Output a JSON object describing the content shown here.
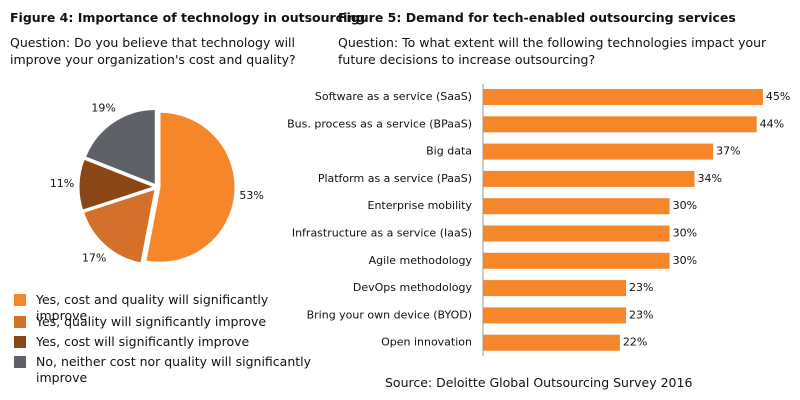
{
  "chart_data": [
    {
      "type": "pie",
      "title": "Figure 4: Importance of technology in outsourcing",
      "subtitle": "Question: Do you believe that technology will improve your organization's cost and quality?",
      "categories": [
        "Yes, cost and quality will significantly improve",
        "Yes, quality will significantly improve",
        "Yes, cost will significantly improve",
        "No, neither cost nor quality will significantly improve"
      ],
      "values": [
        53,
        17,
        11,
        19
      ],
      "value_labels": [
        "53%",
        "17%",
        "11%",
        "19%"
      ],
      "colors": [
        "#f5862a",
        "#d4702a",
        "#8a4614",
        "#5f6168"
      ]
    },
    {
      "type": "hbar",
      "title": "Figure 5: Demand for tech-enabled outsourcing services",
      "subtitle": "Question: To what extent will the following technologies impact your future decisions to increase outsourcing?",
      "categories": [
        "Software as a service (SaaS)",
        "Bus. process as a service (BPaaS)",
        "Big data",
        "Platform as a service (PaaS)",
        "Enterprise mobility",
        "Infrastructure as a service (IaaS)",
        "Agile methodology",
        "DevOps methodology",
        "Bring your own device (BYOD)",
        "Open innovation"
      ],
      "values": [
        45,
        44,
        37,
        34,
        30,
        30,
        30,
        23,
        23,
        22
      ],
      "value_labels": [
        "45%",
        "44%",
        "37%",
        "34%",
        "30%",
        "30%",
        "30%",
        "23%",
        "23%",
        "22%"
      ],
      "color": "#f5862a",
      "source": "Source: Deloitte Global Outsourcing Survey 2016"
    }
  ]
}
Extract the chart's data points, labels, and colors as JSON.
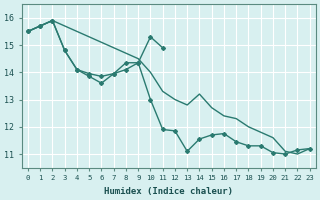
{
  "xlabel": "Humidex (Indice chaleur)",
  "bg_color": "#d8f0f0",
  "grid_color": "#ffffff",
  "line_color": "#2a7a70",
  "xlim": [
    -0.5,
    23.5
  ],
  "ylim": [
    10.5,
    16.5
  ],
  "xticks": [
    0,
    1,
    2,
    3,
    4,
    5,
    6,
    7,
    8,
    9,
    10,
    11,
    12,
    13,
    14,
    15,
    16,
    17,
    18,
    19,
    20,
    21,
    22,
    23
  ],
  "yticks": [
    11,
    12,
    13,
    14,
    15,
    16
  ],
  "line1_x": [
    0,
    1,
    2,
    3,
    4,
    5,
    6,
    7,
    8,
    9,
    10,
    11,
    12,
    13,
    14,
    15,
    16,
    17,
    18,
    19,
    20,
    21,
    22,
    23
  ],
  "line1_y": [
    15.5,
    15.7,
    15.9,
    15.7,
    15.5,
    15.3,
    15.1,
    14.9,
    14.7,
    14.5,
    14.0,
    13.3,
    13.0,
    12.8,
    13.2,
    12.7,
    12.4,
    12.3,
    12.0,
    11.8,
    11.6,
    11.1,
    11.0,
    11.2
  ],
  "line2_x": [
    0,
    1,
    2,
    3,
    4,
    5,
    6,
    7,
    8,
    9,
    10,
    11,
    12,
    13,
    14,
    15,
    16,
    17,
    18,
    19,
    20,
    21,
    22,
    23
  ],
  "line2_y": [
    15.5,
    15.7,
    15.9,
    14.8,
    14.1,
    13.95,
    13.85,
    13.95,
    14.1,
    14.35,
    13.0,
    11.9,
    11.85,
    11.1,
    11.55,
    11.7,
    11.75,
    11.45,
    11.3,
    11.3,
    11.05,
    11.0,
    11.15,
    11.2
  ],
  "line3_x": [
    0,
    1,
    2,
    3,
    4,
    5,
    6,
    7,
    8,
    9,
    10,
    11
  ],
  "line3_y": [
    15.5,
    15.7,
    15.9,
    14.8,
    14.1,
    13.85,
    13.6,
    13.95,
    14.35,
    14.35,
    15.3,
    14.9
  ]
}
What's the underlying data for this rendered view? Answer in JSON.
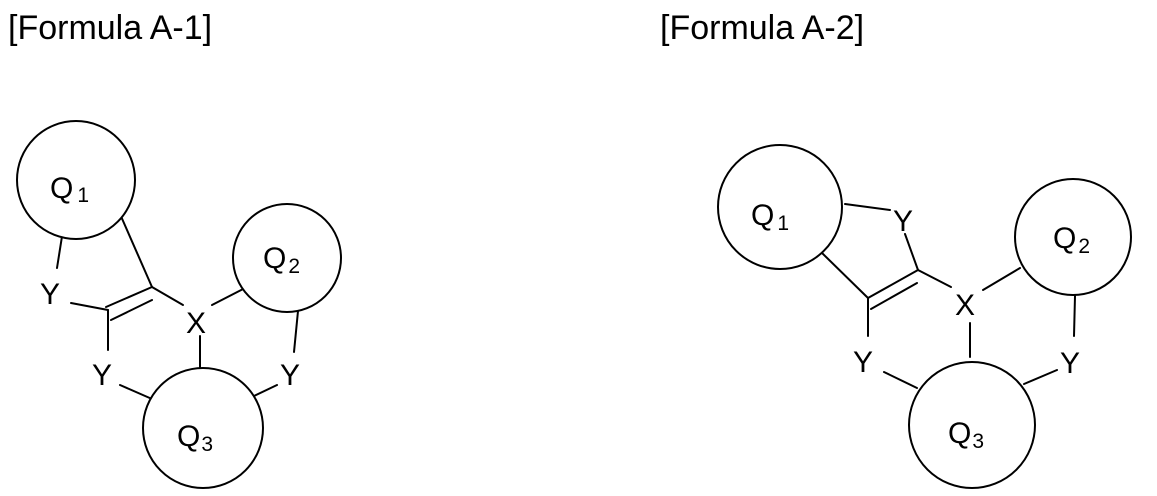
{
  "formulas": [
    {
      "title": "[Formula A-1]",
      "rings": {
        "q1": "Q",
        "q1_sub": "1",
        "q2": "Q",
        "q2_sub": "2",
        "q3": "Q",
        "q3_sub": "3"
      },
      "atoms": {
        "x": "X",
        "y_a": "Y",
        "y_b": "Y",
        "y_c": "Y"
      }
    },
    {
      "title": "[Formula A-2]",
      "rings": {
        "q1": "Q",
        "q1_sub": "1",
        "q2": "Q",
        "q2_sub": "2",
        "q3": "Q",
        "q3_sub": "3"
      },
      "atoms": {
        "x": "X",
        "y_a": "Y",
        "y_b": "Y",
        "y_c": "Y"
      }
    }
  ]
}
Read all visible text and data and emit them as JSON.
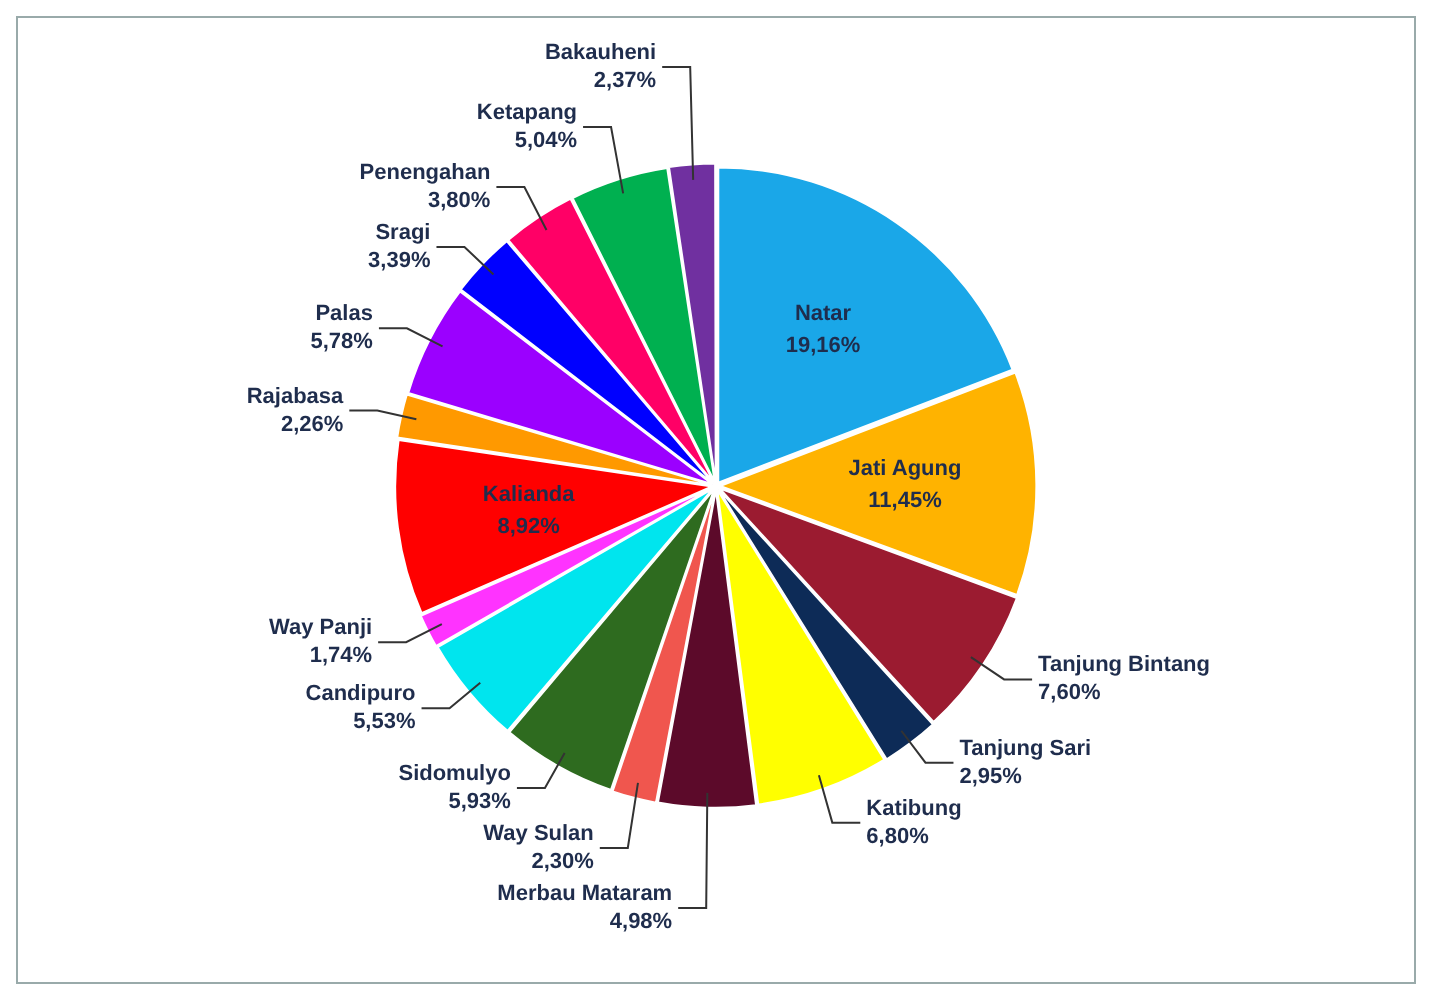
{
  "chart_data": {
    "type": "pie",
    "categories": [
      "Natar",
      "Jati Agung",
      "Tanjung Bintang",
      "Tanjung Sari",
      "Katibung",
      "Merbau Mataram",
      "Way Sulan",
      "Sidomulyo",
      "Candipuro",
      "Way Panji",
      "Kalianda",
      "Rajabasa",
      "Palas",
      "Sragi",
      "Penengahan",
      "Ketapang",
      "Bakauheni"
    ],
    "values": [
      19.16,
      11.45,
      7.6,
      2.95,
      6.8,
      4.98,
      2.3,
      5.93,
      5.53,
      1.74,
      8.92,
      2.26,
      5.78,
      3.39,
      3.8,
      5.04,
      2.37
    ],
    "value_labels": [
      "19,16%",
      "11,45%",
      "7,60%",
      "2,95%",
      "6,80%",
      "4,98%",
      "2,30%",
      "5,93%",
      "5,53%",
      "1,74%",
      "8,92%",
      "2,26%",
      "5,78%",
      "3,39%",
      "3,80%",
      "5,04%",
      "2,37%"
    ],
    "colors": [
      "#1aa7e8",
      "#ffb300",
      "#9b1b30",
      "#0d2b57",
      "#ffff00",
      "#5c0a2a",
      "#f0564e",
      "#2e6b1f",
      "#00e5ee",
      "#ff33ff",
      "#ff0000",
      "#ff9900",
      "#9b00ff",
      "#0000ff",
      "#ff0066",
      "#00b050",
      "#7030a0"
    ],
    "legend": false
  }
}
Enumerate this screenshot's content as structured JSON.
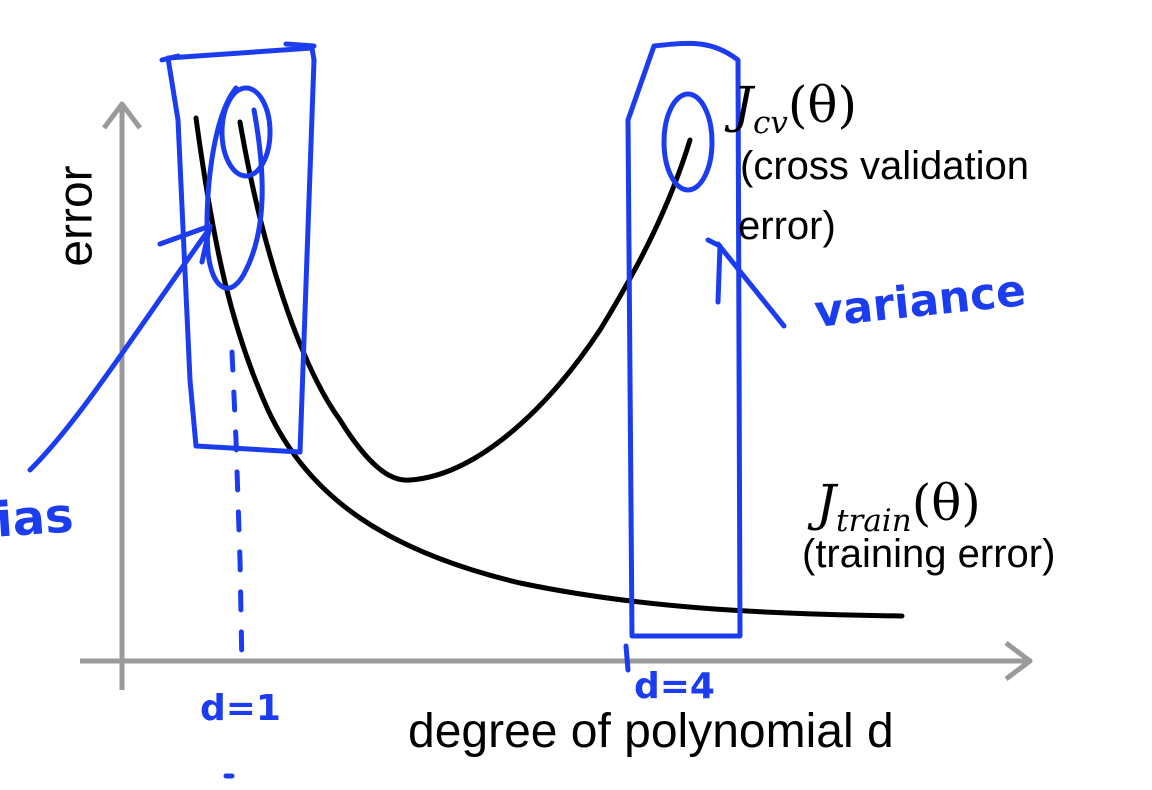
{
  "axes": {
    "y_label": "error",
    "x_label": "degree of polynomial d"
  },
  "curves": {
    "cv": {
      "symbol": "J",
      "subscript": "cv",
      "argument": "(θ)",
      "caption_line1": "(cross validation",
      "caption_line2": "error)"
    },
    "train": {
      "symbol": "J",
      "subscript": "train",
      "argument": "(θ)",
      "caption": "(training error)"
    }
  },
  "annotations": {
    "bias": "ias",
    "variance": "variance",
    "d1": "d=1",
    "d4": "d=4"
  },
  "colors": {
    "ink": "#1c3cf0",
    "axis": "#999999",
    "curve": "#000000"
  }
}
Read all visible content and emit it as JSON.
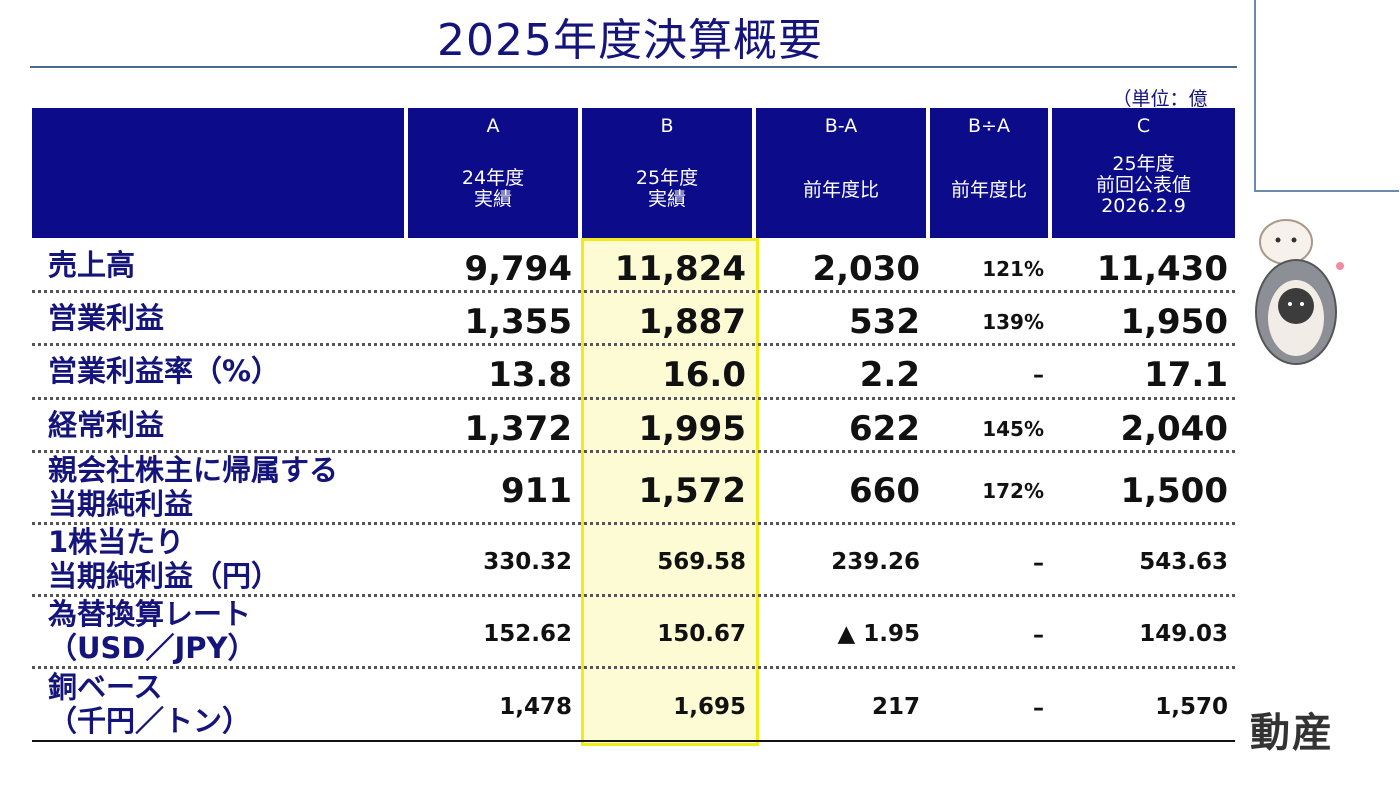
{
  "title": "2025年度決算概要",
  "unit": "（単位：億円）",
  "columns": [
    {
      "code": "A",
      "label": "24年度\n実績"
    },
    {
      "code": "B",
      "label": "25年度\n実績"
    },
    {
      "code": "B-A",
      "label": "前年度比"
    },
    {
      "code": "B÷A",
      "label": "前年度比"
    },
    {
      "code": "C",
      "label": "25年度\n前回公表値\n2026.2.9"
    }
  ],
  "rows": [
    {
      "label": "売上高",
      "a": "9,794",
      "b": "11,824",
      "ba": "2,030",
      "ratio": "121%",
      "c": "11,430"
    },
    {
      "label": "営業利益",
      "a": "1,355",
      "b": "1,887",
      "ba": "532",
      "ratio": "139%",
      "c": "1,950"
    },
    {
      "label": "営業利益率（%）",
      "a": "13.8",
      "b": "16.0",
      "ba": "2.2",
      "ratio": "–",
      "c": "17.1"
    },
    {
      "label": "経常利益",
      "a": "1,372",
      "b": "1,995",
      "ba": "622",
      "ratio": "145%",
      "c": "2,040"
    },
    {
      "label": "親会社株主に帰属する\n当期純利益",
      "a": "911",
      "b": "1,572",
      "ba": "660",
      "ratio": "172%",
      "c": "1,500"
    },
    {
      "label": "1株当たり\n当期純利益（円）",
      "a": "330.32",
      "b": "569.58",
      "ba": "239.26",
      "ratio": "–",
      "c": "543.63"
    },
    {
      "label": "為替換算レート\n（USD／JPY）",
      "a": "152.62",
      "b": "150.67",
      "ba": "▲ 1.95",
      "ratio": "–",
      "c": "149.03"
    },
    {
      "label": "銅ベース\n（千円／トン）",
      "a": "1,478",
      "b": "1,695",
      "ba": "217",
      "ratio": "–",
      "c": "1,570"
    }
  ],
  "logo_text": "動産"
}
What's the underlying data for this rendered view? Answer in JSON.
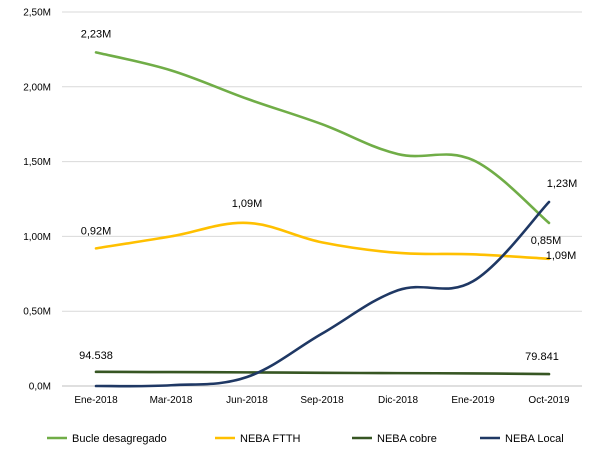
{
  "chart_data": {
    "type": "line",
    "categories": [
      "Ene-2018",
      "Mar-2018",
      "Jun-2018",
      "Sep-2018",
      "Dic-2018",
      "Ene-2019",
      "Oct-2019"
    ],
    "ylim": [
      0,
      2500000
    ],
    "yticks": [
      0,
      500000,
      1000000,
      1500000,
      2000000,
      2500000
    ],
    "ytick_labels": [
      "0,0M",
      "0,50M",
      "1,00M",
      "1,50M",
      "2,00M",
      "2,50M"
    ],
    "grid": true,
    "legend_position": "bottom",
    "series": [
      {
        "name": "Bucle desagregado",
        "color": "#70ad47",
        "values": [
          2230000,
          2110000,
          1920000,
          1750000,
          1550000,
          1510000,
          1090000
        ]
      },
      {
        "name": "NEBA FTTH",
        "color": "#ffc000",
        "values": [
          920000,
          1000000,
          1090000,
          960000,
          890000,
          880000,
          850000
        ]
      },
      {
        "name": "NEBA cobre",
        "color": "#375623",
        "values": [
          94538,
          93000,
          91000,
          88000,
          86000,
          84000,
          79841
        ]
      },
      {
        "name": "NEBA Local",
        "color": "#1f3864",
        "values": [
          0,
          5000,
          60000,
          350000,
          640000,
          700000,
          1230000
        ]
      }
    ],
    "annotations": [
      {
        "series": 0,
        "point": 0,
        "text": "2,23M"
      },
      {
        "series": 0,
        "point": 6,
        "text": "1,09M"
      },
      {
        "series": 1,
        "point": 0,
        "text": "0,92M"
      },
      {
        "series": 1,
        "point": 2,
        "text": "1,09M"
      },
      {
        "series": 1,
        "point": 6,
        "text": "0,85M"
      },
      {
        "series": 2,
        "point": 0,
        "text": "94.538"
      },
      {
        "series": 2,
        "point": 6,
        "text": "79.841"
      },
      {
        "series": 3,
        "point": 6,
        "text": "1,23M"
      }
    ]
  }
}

◆ ◆ ◆

[Objective]: Tally the lines of the preceding listing in which the word "type" appears; state nothing but the total.

[Output for this task]: 4